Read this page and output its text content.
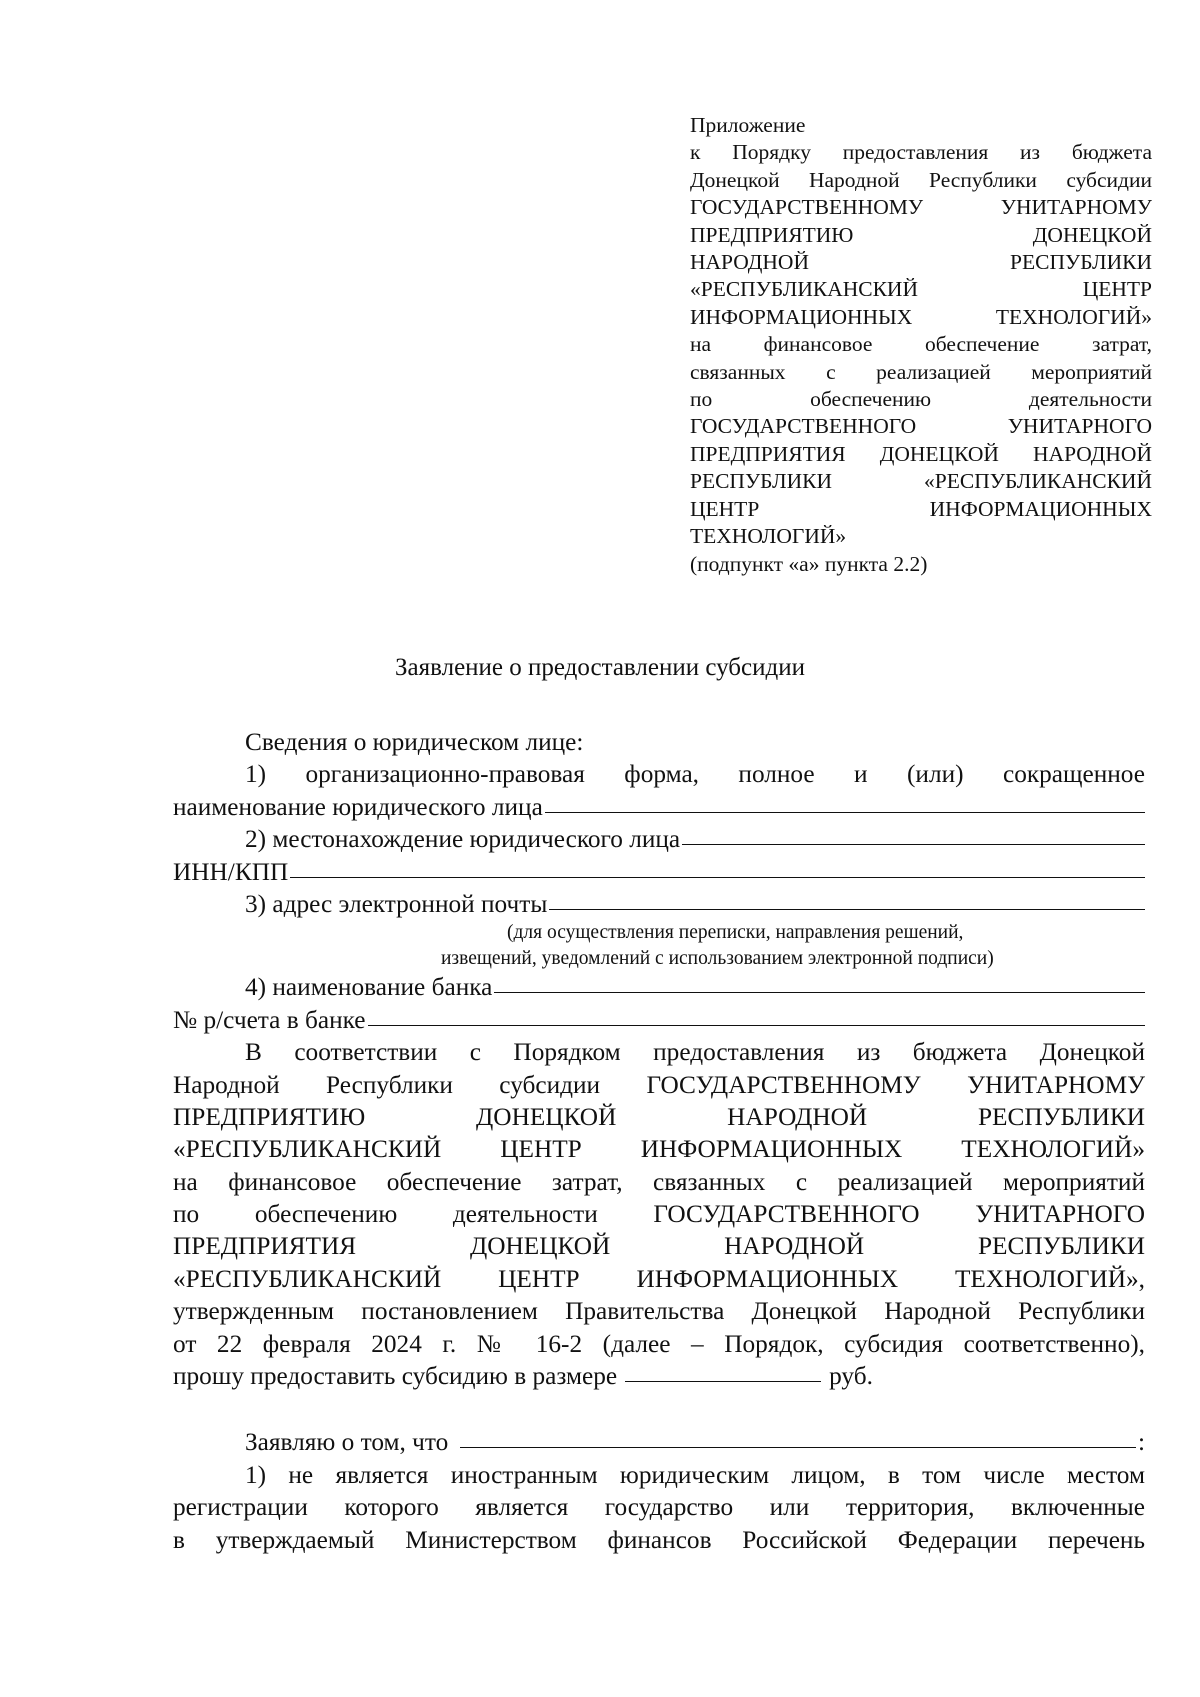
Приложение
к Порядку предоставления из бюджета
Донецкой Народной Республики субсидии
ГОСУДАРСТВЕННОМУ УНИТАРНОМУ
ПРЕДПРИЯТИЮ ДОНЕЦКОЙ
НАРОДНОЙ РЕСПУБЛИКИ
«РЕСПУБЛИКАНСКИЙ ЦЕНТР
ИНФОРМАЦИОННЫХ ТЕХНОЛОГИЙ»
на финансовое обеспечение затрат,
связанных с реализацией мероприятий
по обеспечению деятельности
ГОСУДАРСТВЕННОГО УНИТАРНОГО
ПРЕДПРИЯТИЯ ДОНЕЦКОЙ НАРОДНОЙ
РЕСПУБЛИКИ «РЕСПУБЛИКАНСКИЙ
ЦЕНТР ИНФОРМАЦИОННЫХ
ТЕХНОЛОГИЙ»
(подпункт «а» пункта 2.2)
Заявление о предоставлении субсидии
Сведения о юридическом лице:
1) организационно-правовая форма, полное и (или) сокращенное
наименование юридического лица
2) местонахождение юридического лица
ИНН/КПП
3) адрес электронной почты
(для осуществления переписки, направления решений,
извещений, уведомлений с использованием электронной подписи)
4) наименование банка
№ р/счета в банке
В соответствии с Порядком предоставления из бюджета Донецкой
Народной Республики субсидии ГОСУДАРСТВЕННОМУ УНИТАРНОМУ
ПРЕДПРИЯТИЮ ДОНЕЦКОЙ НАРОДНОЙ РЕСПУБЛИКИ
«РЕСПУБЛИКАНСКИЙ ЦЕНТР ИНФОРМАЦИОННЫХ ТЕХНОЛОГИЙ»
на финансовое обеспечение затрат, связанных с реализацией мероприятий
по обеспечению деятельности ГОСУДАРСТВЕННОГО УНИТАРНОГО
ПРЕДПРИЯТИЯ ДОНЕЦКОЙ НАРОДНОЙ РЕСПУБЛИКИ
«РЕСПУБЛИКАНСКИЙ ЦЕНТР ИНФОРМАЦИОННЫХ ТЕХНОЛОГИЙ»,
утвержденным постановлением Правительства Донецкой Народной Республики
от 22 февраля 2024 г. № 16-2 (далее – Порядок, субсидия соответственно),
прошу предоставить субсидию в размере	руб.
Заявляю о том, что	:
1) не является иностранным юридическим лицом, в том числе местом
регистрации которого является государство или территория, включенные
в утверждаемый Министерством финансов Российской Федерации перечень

- [The task]: In your copy of the listing above, reproduce each line exactly and omit all pictures.

- [Response to this task]:
Read this page and output its text content.
Приложение
к Порядку предоставления из бюджета
Донецкой Народной Республики субсидии
ГОСУДАРСТВЕННОМУ УНИТАРНОМУ
ПРЕДПРИЯТИЮ ДОНЕЦКОЙ
НАРОДНОЙ РЕСПУБЛИКИ
«РЕСПУБЛИКАНСКИЙ ЦЕНТР
ИНФОРМАЦИОННЫХ ТЕХНОЛОГИЙ»
на финансовое обеспечение затрат,
связанных с реализацией мероприятий
по обеспечению деятельности
ГОСУДАРСТВЕННОГО УНИТАРНОГО
ПРЕДПРИЯТИЯ ДОНЕЦКОЙ НАРОДНОЙ
РЕСПУБЛИКИ «РЕСПУБЛИКАНСКИЙ
ЦЕНТР ИНФОРМАЦИОННЫХ
ТЕХНОЛОГИЙ»
(подпункт «а» пункта 2.2)
Заявление о предоставлении субсидии
Сведения о юридическом лице:
1) организационно-правовая форма, полное и (или) сокращенное
наименование юридического лица
2) местонахождение юридического лица
ИНН/КПП
3) адрес электронной почты
(для осуществления переписки, направления решений,
извещений, уведомлений с использованием электронной подписи)
4) наименование банка
№ р/счета в банке
В соответствии с Порядком предоставления из бюджета Донецкой
Народной Республики субсидии ГОСУДАРСТВЕННОМУ УНИТАРНОМУ
ПРЕДПРИЯТИЮ ДОНЕЦКОЙ НАРОДНОЙ РЕСПУБЛИКИ
«РЕСПУБЛИКАНСКИЙ ЦЕНТР ИНФОРМАЦИОННЫХ ТЕХНОЛОГИЙ»
на финансовое обеспечение затрат, связанных с реализацией мероприятий
по обеспечению деятельности ГОСУДАРСТВЕННОГО УНИТАРНОГО
ПРЕДПРИЯТИЯ ДОНЕЦКОЙ НАРОДНОЙ РЕСПУБЛИКИ
«РЕСПУБЛИКАНСКИЙ ЦЕНТР ИНФОРМАЦИОННЫХ ТЕХНОЛОГИЙ»,
утвержденным постановлением Правительства Донецкой Народной Республики
от 22 февраля 2024 г. № 16-2 (далее – Порядок, субсидия соответственно),
прошу предоставить субсидию в размере	руб.
Заявляю о том, что	:
1) не является иностранным юридическим лицом, в том числе местом
регистрации которого является государство или территория, включенные
в утверждаемый Министерством финансов Российской Федерации перечень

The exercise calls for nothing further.